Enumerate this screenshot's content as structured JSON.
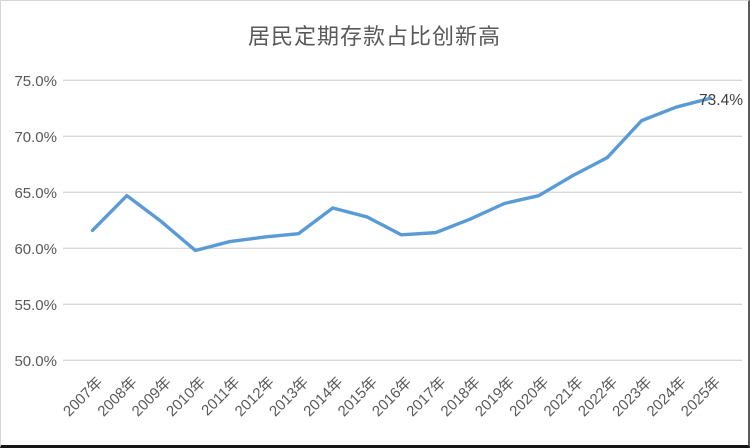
{
  "chart": {
    "title": "居民定期存款占比创新高",
    "end_label": "73.4%"
  },
  "colors": {
    "line": "#5B9BD5",
    "grid": "#d9d9d9",
    "tick_text": "#595959",
    "title_text": "#595959",
    "data_label_text": "#404040",
    "background": "#ffffff"
  },
  "chart_data": {
    "type": "line",
    "title": "居民定期存款占比创新高",
    "categories": [
      "2007年",
      "2008年",
      "2009年",
      "2010年",
      "2011年",
      "2012年",
      "2013年",
      "2014年",
      "2015年",
      "2016年",
      "2017年",
      "2018年",
      "2019年",
      "2020年",
      "2021年",
      "2022年",
      "2023年",
      "2024年",
      "2025年"
    ],
    "series": [
      {
        "name": "居民定期存款占比",
        "values": [
          61.6,
          64.7,
          62.4,
          59.8,
          60.6,
          61.0,
          61.3,
          63.6,
          62.8,
          61.2,
          61.4,
          62.6,
          64.0,
          64.7,
          66.5,
          68.1,
          71.4,
          72.6,
          73.4
        ]
      }
    ],
    "y_ticks": [
      "75.0%",
      "70.0%",
      "65.0%",
      "60.0%",
      "55.0%",
      "50.0%"
    ],
    "y_tick_values": [
      75,
      70,
      65,
      60,
      55,
      50
    ],
    "ylim": [
      50,
      75
    ],
    "xlabel": "",
    "ylabel": "",
    "grid": true,
    "legend": "none",
    "last_point_label": "73.4%"
  }
}
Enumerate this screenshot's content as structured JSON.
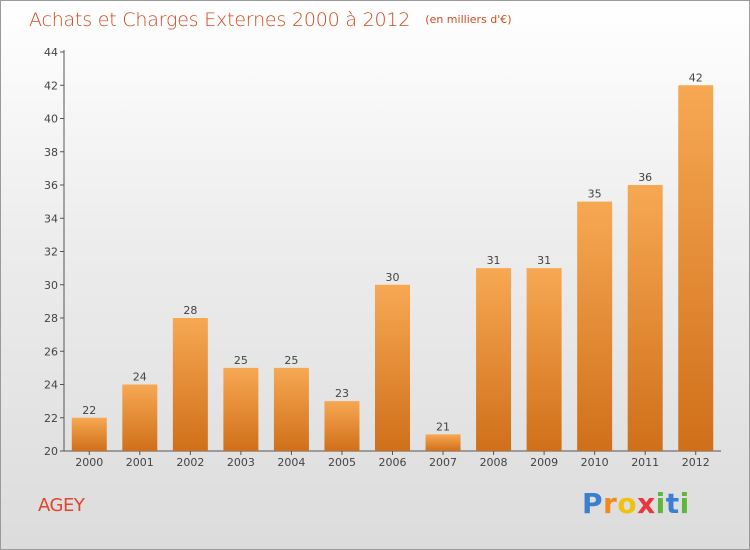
{
  "header": {
    "title": "Achats et Charges Externes 2000 à 2012",
    "unit": "(en milliers d'€)"
  },
  "chart_data": {
    "type": "bar",
    "title": "Achats et Charges Externes 2000 à 2012",
    "subtitle": "(en milliers d'€)",
    "xlabel": "",
    "ylabel": "",
    "categories": [
      "2000",
      "2001",
      "2002",
      "2003",
      "2004",
      "2005",
      "2006",
      "2007",
      "2008",
      "2009",
      "2010",
      "2011",
      "2012"
    ],
    "values": [
      22,
      24,
      28,
      25,
      25,
      23,
      30,
      21,
      31,
      31,
      35,
      36,
      42
    ],
    "ylim": [
      20,
      44
    ],
    "yticks": [
      20,
      22,
      24,
      26,
      28,
      30,
      32,
      34,
      36,
      38,
      40,
      42,
      44
    ],
    "grid": false,
    "legend": "none",
    "colors": {
      "bar_light": "#f7a853",
      "bar_dark": "#d06f1a",
      "axis": "#555555"
    }
  },
  "footer": {
    "commune": "AGEY",
    "logo_letters": [
      "P",
      "r",
      "o",
      "x",
      "i",
      "t",
      "i"
    ],
    "logo_colors": [
      "#3a7fd0",
      "#f08a1c",
      "#f2c10f",
      "#e8363c",
      "#5bb83a",
      "#3a7fd0",
      "#5bb83a"
    ]
  }
}
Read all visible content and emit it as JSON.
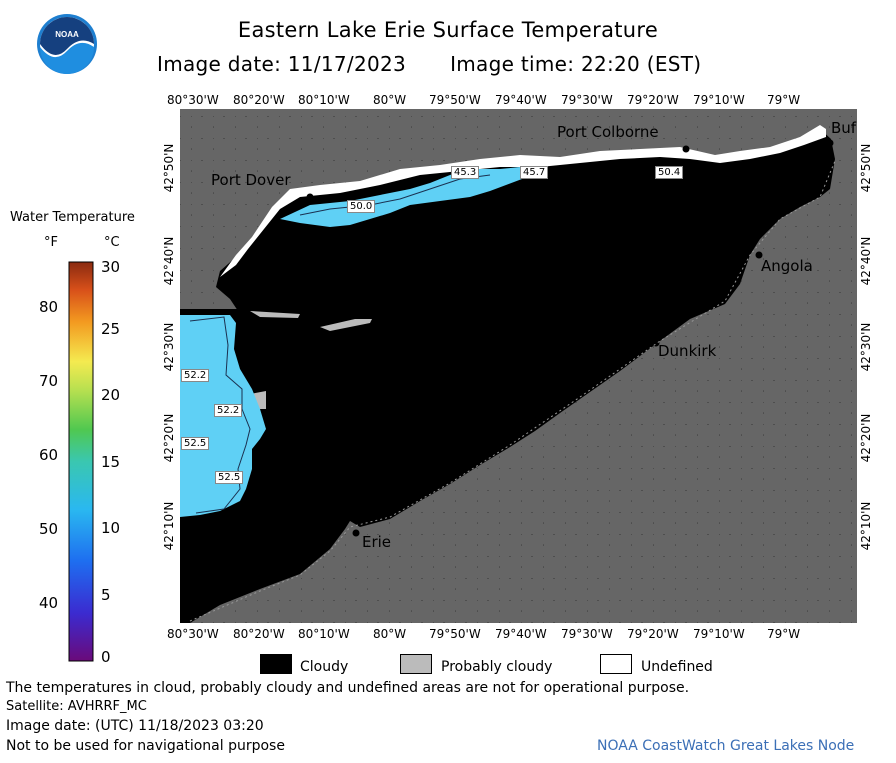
{
  "header": {
    "title": "Eastern Lake Erie Surface Temperature",
    "image_date": "Image date: 11/17/2023",
    "image_time": "Image time: 22:20 (EST)"
  },
  "logo": {
    "text": "NOAA",
    "icon": "noaa-logo-icon"
  },
  "map": {
    "lon_ticks": [
      "80°30'W",
      "80°20'W",
      "80°10'W",
      "80°W",
      "79°50'W",
      "79°40'W",
      "79°30'W",
      "79°20'W",
      "79°10'W",
      "79°W"
    ],
    "lat_ticks": [
      "42°50'N",
      "42°40'N",
      "42°30'N",
      "42°20'N",
      "42°10'N"
    ],
    "cities": {
      "port_colborne": "Port Colborne",
      "port_dover": "Port Dover",
      "buffalo": "Buf",
      "angola": "Angola",
      "dunkirk": "Dunkirk",
      "erie": "Erie"
    },
    "temp_labels": [
      "45.3",
      "45.7",
      "50.4",
      "50.0",
      "52.2",
      "52.2",
      "52.5",
      "52.5"
    ],
    "colors": {
      "water_land": "#666666",
      "cloud": "#000000",
      "probably_cloudy": "#bbbbbb",
      "undefined": "#ffffff",
      "warm_water": "#5fd0f5"
    }
  },
  "legend": {
    "title": "Water Temperature",
    "unit_f": "°F",
    "unit_c": "°C",
    "f_labels": [
      "80",
      "70",
      "60",
      "50",
      "40"
    ],
    "c_labels": [
      "30",
      "25",
      "20",
      "15",
      "10",
      "5",
      "0"
    ],
    "keys": [
      {
        "label": "Cloudy",
        "color": "#000000"
      },
      {
        "label": "Probably cloudy",
        "color": "#bbbbbb"
      },
      {
        "label": "Undefined",
        "color": "#ffffff"
      }
    ]
  },
  "footer": {
    "disclaimer": "The temperatures in cloud, probably cloudy and undefined areas are not for operational purpose.",
    "satellite": "Satellite: AVHRRF_MC",
    "utc_date": "Image date: (UTC) 11/18/2023  03:20",
    "nav_warning": "Not to be used for navigational purpose",
    "credit": "NOAA CoastWatch Great Lakes Node"
  }
}
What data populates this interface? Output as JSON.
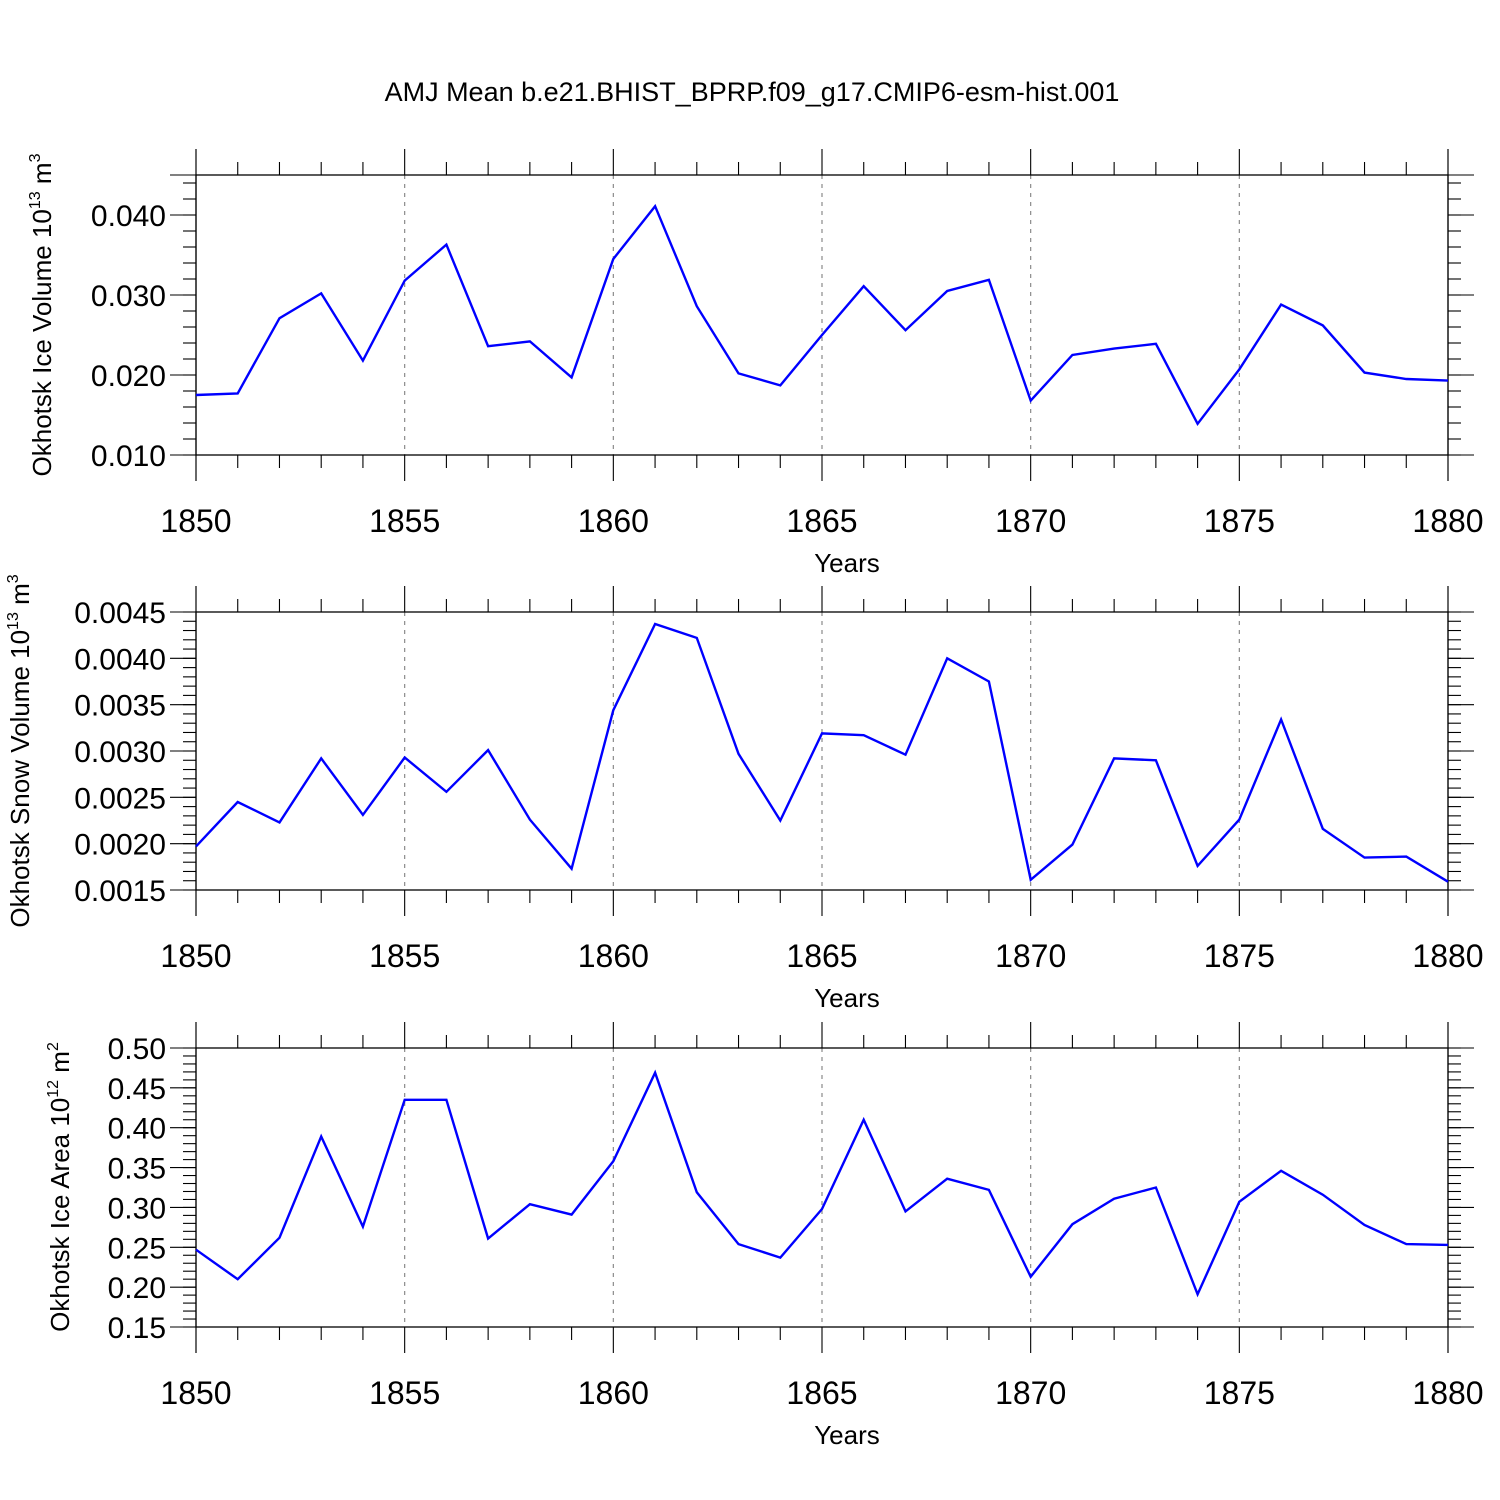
{
  "title": "AMJ Mean b.e21.BHIST_BPRP.f09_g17.CMIP6-esm-hist.001",
  "line_color": "#0000ff",
  "chart_data": [
    {
      "type": "line",
      "id": "ice-volume",
      "xlabel": "Years",
      "ylabel": {
        "main": "Okhotsk Ice Volume 10",
        "exp": "13",
        "unit": " m",
        "unit_exp": "3"
      },
      "xlim": [
        1850,
        1880
      ],
      "ylim": [
        0.01,
        0.045
      ],
      "xticks": [
        "1850",
        "1855",
        "1860",
        "1865",
        "1870",
        "1875",
        "1880"
      ],
      "yticks": [
        {
          "value": 0.01,
          "label": "0.010"
        },
        {
          "value": 0.02,
          "label": "0.020"
        },
        {
          "value": 0.03,
          "label": "0.030"
        },
        {
          "value": 0.04,
          "label": "0.040"
        }
      ],
      "minor_y_step": 0.002,
      "grid": "dashed vertical at major x ticks",
      "x": [
        1850,
        1851,
        1852,
        1853,
        1854,
        1855,
        1856,
        1857,
        1858,
        1859,
        1860,
        1861,
        1862,
        1863,
        1864,
        1865,
        1866,
        1867,
        1868,
        1869,
        1870,
        1871,
        1872,
        1873,
        1874,
        1875,
        1876,
        1877,
        1878,
        1879,
        1880
      ],
      "values": [
        0.0175,
        0.0177,
        0.0271,
        0.0302,
        0.0218,
        0.0318,
        0.0363,
        0.0236,
        0.0242,
        0.0197,
        0.0345,
        0.0411,
        0.0286,
        0.0202,
        0.0187,
        0.025,
        0.0311,
        0.0256,
        0.0305,
        0.0319,
        0.0168,
        0.0225,
        0.0233,
        0.0239,
        0.0139,
        0.0207,
        0.0288,
        0.0262,
        0.0203,
        0.0195,
        0.0193
      ]
    },
    {
      "type": "line",
      "id": "snow-volume",
      "xlabel": "Years",
      "ylabel": {
        "main": "Okhotsk Snow Volume 10",
        "exp": "13",
        "unit": " m",
        "unit_exp": "3"
      },
      "xlim": [
        1850,
        1880
      ],
      "ylim": [
        0.0015,
        0.0045
      ],
      "xticks": [
        "1850",
        "1855",
        "1860",
        "1865",
        "1870",
        "1875",
        "1880"
      ],
      "yticks": [
        {
          "value": 0.0015,
          "label": "0.0015"
        },
        {
          "value": 0.002,
          "label": "0.0020"
        },
        {
          "value": 0.0025,
          "label": "0.0025"
        },
        {
          "value": 0.003,
          "label": "0.0030"
        },
        {
          "value": 0.0035,
          "label": "0.0035"
        },
        {
          "value": 0.004,
          "label": "0.0040"
        },
        {
          "value": 0.0045,
          "label": "0.0045"
        }
      ],
      "minor_y_step": 0.0001,
      "grid": "dashed vertical at major x ticks",
      "x": [
        1850,
        1851,
        1852,
        1853,
        1854,
        1855,
        1856,
        1857,
        1858,
        1859,
        1860,
        1861,
        1862,
        1863,
        1864,
        1865,
        1866,
        1867,
        1868,
        1869,
        1870,
        1871,
        1872,
        1873,
        1874,
        1875,
        1876,
        1877,
        1878,
        1879,
        1880
      ],
      "values": [
        0.00197,
        0.00245,
        0.00223,
        0.00292,
        0.00231,
        0.00293,
        0.00256,
        0.00301,
        0.00226,
        0.00173,
        0.00344,
        0.00437,
        0.00422,
        0.00297,
        0.00225,
        0.00319,
        0.00317,
        0.00296,
        0.004,
        0.00375,
        0.00161,
        0.00199,
        0.00292,
        0.0029,
        0.00176,
        0.00226,
        0.00334,
        0.00216,
        0.00185,
        0.00186,
        0.00159
      ]
    },
    {
      "type": "line",
      "id": "ice-area",
      "xlabel": "Years",
      "ylabel": {
        "main": "Okhotsk Ice Area 10",
        "exp": "12",
        "unit": " m",
        "unit_exp": "2"
      },
      "xlim": [
        1850,
        1880
      ],
      "ylim": [
        0.15,
        0.5
      ],
      "xticks": [
        "1850",
        "1855",
        "1860",
        "1865",
        "1870",
        "1875",
        "1880"
      ],
      "yticks": [
        {
          "value": 0.15,
          "label": "0.15"
        },
        {
          "value": 0.2,
          "label": "0.20"
        },
        {
          "value": 0.25,
          "label": "0.25"
        },
        {
          "value": 0.3,
          "label": "0.30"
        },
        {
          "value": 0.35,
          "label": "0.35"
        },
        {
          "value": 0.4,
          "label": "0.40"
        },
        {
          "value": 0.45,
          "label": "0.45"
        },
        {
          "value": 0.5,
          "label": "0.50"
        }
      ],
      "minor_y_step": 0.01,
      "grid": "dashed vertical at major x ticks",
      "x": [
        1850,
        1851,
        1852,
        1853,
        1854,
        1855,
        1856,
        1857,
        1858,
        1859,
        1860,
        1861,
        1862,
        1863,
        1864,
        1865,
        1866,
        1867,
        1868,
        1869,
        1870,
        1871,
        1872,
        1873,
        1874,
        1875,
        1876,
        1877,
        1878,
        1879,
        1880
      ],
      "values": [
        0.247,
        0.21,
        0.262,
        0.389,
        0.276,
        0.435,
        0.435,
        0.261,
        0.304,
        0.291,
        0.358,
        0.469,
        0.319,
        0.254,
        0.237,
        0.298,
        0.41,
        0.295,
        0.336,
        0.322,
        0.213,
        0.279,
        0.311,
        0.325,
        0.191,
        0.307,
        0.346,
        0.316,
        0.278,
        0.254,
        0.253
      ]
    }
  ]
}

### Exercise requirements:
Copy every line that includes the string "JSON" from the material above.

### Solution:
Enumerate this screenshot's content as structured JSON.
Enumerate this screenshot's content as structured JSON.
Read all visible content and emit it as JSON.
What data populates this interface? Output as JSON.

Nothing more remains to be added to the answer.